■ GIVEN RECORDS
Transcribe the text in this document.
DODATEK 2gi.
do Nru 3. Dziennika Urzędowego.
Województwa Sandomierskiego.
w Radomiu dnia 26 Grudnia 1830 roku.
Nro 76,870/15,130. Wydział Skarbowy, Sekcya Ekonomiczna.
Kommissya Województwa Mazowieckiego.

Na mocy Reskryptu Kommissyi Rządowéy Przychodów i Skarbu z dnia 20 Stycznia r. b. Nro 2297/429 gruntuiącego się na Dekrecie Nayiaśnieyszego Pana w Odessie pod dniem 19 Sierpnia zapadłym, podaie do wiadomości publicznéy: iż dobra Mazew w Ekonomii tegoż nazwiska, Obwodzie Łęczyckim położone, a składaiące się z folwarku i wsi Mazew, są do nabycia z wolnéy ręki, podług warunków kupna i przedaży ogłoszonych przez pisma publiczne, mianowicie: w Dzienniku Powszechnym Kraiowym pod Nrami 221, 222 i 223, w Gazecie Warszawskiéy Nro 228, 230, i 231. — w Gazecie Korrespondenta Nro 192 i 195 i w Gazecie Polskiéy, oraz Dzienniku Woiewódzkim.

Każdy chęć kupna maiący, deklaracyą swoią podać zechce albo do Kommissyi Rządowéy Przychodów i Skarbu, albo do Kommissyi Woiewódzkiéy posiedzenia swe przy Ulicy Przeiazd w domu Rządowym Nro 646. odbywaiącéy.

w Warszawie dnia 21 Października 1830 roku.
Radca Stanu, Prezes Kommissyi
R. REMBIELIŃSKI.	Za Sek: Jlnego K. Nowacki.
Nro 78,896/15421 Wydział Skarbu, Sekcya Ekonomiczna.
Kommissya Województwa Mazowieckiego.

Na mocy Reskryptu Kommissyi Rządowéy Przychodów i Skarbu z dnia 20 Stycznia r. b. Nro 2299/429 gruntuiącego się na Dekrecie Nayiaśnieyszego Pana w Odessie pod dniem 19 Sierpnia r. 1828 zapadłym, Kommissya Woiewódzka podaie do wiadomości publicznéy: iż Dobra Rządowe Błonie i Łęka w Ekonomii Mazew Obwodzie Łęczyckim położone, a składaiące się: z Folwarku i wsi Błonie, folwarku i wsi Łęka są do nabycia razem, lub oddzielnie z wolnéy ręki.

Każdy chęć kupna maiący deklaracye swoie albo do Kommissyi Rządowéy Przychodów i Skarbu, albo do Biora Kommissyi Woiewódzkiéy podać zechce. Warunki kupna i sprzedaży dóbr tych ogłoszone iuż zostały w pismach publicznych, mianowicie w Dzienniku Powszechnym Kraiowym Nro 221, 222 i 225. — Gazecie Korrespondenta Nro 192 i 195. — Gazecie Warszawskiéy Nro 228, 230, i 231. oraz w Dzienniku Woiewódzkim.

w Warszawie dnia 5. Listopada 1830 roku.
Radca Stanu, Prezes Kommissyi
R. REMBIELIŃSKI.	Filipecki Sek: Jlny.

■ WRITTEN REQUEST
Write an exact transcription of every entry above.

■ FULL RESPONSE
Transcribe the text in this document.
DODATEK 2gi.
do Nru 3. Dziennika Urzędowego.
Województwa Sandomierskiego.
w Radomiu dnia 26 Grudnia 1830 roku.
Nro 76,870/15,130. Wydział Skarbowy, Sekcya Ekonomiczna.
Kommissya Województwa Mazowieckiego.

Na mocy Reskryptu Kommissyi Rządowéy Przychodów i Skarbu z dnia 20 Stycznia r. b. Nro 2297/429 gruntuiącego się na Dekrecie Nayiaśnieyszego Pana w Odessie pod dniem 19 Sierpnia zapadłym, podaie do wiadomości publicznéy: iż dobra Mazew w Ekonomii tegoż nazwiska, Obwodzie Łęczyckim położone, a składaiące się z folwarku i wsi Mazew, są do nabycia z wolnéy ręki, podług warunków kupna i przedaży ogłoszonych przez pisma publiczne, mianowicie: w Dzienniku Powszechnym Kraiowym pod Nrami 221, 222 i 223, w Gazecie Warszawskiéy Nro 228, 230, i 231. — w Gazecie Korrespondenta Nro 192 i 195 i w Gazecie Polskiéy, oraz Dzienniku Woiewódzkim.

Każdy chęć kupna maiący, deklaracyą swoią podać zechce albo do Kommissyi Rządowéy Przychodów i Skarbu, albo do Kommissyi Woiewódzkiéy posiedzenia swe przy Ulicy Przeiazd w domu Rządowym Nro 646. odbywaiącéy.

w Warszawie dnia 21 Października 1830 roku.
Radca Stanu, Prezes Kommissyi
R. REMBIELIŃSKI.	Za Sek: Jlnego K. Nowacki.
Nro 78,896/15421 Wydział Skarbu, Sekcya Ekonomiczna.
Kommissya Województwa Mazowieckiego.

Na mocy Reskryptu Kommissyi Rządowéy Przychodów i Skarbu z dnia 20 Stycznia r. b. Nro 2299/429 gruntuiącego się na Dekrecie Nayiaśnieyszego Pana w Odessie pod dniem 19 Sierpnia r. 1828 zapadłym, Kommissya Woiewódzka podaie do wiadomości publicznéy: iż Dobra Rządowe Błonie i Łęka w Ekonomii Mazew Obwodzie Łęczyckim położone, a składaiące się: z Folwarku i wsi Błonie, folwarku i wsi Łęka są do nabycia razem, lub oddzielnie z wolnéy ręki.

Każdy chęć kupna maiący deklaracye swoie albo do Kommissyi Rządowéy Przychodów i Skarbu, albo do Biora Kommissyi Woiewódzkiéy podać zechce. Warunki kupna i sprzedaży dóbr tych ogłoszone iuż zostały w pismach publicznych, mianowicie w Dzienniku Powszechnym Kraiowym Nro 221, 222 i 225. — Gazecie Korrespondenta Nro 192 i 195. — Gazecie Warszawskiéy Nro 228, 230, i 231. oraz w Dzienniku Woiewódzkim.

w Warszawie dnia 5. Listopada 1830 roku.
Radca Stanu, Prezes Kommissyi
R. REMBIELIŃSKI.	Filipecki Sek: Jlny.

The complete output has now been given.